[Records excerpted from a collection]
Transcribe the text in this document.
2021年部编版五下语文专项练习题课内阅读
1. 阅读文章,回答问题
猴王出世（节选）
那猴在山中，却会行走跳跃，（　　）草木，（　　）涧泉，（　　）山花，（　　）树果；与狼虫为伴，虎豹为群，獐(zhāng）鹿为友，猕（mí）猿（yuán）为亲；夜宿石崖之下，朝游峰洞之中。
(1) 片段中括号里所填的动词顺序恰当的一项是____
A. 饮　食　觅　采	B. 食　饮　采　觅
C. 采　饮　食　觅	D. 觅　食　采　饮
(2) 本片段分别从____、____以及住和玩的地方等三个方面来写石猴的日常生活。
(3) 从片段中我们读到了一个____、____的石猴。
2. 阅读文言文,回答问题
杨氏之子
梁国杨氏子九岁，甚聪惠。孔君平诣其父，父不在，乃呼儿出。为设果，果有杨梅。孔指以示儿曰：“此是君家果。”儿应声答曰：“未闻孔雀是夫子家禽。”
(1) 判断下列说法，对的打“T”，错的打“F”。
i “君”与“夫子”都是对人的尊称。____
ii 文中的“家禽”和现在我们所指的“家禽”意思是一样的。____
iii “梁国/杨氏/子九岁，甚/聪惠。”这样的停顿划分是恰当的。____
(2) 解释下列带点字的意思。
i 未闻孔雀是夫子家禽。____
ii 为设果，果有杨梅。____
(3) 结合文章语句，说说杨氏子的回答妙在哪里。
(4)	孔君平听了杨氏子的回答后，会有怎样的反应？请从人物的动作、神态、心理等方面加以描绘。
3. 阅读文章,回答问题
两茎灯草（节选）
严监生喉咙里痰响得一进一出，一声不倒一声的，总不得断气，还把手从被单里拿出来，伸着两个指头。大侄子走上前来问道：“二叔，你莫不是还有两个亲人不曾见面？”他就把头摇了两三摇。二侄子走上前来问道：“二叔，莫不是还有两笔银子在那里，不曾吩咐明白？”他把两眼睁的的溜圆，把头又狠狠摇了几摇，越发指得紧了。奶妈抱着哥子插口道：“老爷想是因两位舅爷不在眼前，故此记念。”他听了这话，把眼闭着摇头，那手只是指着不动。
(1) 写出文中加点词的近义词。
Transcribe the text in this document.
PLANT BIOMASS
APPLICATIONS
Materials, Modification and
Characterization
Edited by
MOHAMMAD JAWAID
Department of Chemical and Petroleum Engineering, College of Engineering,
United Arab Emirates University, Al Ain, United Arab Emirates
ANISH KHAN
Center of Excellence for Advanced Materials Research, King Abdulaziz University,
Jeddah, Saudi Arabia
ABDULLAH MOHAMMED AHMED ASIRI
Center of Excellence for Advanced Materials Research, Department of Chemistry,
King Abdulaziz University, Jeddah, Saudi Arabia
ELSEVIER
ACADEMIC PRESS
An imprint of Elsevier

[What is asked] Output the entries exactly.

[Answer for the task]
Transcribe the text in this document.
2021年部编版五下语文专项练习题课内阅读
1. 阅读文章,回答问题
猴王出世（节选）
那猴在山中，却会行走跳跃，（　　）草木，（　　）涧泉，（　　）山花，（　　）树果；与狼虫为伴，虎豹为群，獐(zhāng）鹿为友，猕（mí）猿（yuán）为亲；夜宿石崖之下，朝游峰洞之中。
(1) 片段中括号里所填的动词顺序恰当的一项是____
A. 饮　食　觅　采	B. 食　饮　采　觅
C. 采　饮　食　觅	D. 觅　食　采　饮
(2) 本片段分别从____、____以及住和玩的地方等三个方面来写石猴的日常生活。
(3) 从片段中我们读到了一个____、____的石猴。
2. 阅读文言文,回答问题
杨氏之子
梁国杨氏子九岁，甚聪惠。孔君平诣其父，父不在，乃呼儿出。为设果，果有杨梅。孔指以示儿曰：“此是君家果。”儿应声答曰：“未闻孔雀是夫子家禽。”
(1) 判断下列说法，对的打“T”，错的打“F”。
i “君”与“夫子”都是对人的尊称。____
ii 文中的“家禽”和现在我们所指的“家禽”意思是一样的。____
iii “梁国/杨氏/子九岁，甚/聪惠。”这样的停顿划分是恰当的。____
(2) 解释下列带点字的意思。
i 未闻孔雀是夫子家禽。____
ii 为设果，果有杨梅。____
(3) 结合文章语句，说说杨氏子的回答妙在哪里。
(4)	孔君平听了杨氏子的回答后，会有怎样的反应？请从人物的动作、神态、心理等方面加以描绘。
3. 阅读文章,回答问题
两茎灯草（节选）
严监生喉咙里痰响得一进一出，一声不倒一声的，总不得断气，还把手从被单里拿出来，伸着两个指头。大侄子走上前来问道：“二叔，你莫不是还有两个亲人不曾见面？”他就把头摇了两三摇。二侄子走上前来问道：“二叔，莫不是还有两笔银子在那里，不曾吩咐明白？”他把两眼睁的的溜圆，把头又狠狠摇了几摇，越发指得紧了。奶妈抱着哥子插口道：“老爷想是因两位舅爷不在眼前，故此记念。”他听了这话，把眼闭着摇头，那手只是指着不动。
(1) 写出文中加点词的近义词。
Transcribe the text in this document.
PLANT BIOMASS
APPLICATIONS
Materials, Modification and
Characterization
Edited by
MOHAMMAD JAWAID
Department of Chemical and Petroleum Engineering, College of Engineering,
United Arab Emirates University, Al Ain, United Arab Emirates
ANISH KHAN
Center of Excellence for Advanced Materials Research, King Abdulaziz University,
Jeddah, Saudi Arabia
ABDULLAH MOHAMMED AHMED ASIRI
Center of Excellence for Advanced Materials Research, Department of Chemistry,
King Abdulaziz University, Jeddah, Saudi Arabia
ELSEVIER
ACADEMIC PRESS
An imprint of Elsevier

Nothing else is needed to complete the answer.